:: What you have to do ::
Select from the data all lines with the word "name".

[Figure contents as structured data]
───
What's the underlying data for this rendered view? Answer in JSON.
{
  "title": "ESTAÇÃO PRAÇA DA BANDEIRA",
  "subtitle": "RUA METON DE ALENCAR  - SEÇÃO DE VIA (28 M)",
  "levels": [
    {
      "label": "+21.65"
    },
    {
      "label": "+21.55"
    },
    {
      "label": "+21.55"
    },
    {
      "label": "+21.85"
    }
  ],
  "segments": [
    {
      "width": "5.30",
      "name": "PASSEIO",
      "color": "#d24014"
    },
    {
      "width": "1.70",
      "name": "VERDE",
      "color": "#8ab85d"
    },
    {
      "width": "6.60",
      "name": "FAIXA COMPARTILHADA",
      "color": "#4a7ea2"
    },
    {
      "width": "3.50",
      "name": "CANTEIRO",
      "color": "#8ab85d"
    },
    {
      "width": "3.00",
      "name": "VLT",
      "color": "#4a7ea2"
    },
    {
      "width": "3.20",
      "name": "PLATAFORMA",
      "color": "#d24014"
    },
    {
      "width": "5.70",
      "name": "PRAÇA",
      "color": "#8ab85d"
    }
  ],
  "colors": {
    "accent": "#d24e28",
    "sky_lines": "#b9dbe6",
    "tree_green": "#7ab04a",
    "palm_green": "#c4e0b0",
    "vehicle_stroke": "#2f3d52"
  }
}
───
:: Solved problem ::
      "name": "PASSEIO",
      "name": "VERDE",
      "name": "FAIXA COMPARTILHADA",
      "name": "CANTEIRO",
      "name": "VLT",
      "name": "PLATAFORMA",
      "name": "PRAÇA",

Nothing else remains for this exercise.